• [Task to carry out]: Would you quote the material below in full and unchanged?

• [Given data]:
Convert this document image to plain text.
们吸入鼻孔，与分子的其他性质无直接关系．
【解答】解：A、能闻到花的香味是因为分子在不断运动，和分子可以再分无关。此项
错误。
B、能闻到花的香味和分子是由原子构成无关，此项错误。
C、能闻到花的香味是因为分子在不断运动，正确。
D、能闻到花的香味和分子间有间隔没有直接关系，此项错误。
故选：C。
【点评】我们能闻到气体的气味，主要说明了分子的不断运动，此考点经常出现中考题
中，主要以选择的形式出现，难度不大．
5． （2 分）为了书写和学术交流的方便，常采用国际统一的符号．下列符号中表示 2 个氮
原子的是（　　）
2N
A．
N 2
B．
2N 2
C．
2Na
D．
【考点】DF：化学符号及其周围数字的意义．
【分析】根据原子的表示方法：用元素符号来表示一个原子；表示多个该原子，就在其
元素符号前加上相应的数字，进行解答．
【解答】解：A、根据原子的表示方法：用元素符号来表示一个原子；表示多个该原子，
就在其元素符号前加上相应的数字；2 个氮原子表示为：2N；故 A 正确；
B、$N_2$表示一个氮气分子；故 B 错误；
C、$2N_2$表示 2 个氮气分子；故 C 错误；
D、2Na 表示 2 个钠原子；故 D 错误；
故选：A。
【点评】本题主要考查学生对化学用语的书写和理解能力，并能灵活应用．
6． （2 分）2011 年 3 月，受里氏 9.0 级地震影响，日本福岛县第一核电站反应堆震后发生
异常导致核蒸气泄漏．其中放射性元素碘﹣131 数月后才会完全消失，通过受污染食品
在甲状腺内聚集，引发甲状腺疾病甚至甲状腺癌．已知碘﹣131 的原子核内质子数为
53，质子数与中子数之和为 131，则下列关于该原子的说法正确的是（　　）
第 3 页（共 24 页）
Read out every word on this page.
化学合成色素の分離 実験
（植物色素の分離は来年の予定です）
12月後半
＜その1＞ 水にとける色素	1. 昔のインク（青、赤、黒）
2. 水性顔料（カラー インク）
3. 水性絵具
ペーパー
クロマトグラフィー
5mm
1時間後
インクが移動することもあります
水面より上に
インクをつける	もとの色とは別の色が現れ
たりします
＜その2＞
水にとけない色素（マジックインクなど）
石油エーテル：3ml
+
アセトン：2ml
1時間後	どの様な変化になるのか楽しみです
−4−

• [Task answer]:
Convert this document image to plain text.
们吸入鼻孔，与分子的其他性质无直接关系．
【解答】解：A、能闻到花的香味是因为分子在不断运动，和分子可以再分无关。此项
错误。
B、能闻到花的香味和分子是由原子构成无关，此项错误。
C、能闻到花的香味是因为分子在不断运动，正确。
D、能闻到花的香味和分子间有间隔没有直接关系，此项错误。
故选：C。
【点评】我们能闻到气体的气味，主要说明了分子的不断运动，此考点经常出现中考题
中，主要以选择的形式出现，难度不大．
5． （2 分）为了书写和学术交流的方便，常采用国际统一的符号．下列符号中表示 2 个氮
原子的是（　　）
2N
A．
N 2
B．
2N 2
C．
2Na
D．
【考点】DF：化学符号及其周围数字的意义．
【分析】根据原子的表示方法：用元素符号来表示一个原子；表示多个该原子，就在其
元素符号前加上相应的数字，进行解答．
【解答】解：A、根据原子的表示方法：用元素符号来表示一个原子；表示多个该原子，
就在其元素符号前加上相应的数字；2 个氮原子表示为：2N；故 A 正确；
B、$N_2$表示一个氮气分子；故 B 错误；
C、$2N_2$表示 2 个氮气分子；故 C 错误；
D、2Na 表示 2 个钠原子；故 D 错误；
故选：A。
【点评】本题主要考查学生对化学用语的书写和理解能力，并能灵活应用．
6． （2 分）2011 年 3 月，受里氏 9.0 级地震影响，日本福岛县第一核电站反应堆震后发生
异常导致核蒸气泄漏．其中放射性元素碘﹣131 数月后才会完全消失，通过受污染食品
在甲状腺内聚集，引发甲状腺疾病甚至甲状腺癌．已知碘﹣131 的原子核内质子数为
53，质子数与中子数之和为 131，则下列关于该原子的说法正确的是（　　）
第 3 页（共 24 页）
Read out every word on this page.
化学合成色素の分離 実験
（植物色素の分離は来年の予定です）
12月後半
＜その1＞ 水にとける色素	1. 昔のインク（青、赤、黒）
2. 水性顔料（カラー インク）
3. 水性絵具
ペーパー
クロマトグラフィー
5mm
1時間後
インクが移動することもあります
水面より上に
インクをつける	もとの色とは別の色が現れ
たりします
＜その2＞
水にとけない色素（マジックインクなど）
石油エーテル：3ml
+
アセトン：2ml
1時間後	どの様な変化になるのか楽しみです
−4−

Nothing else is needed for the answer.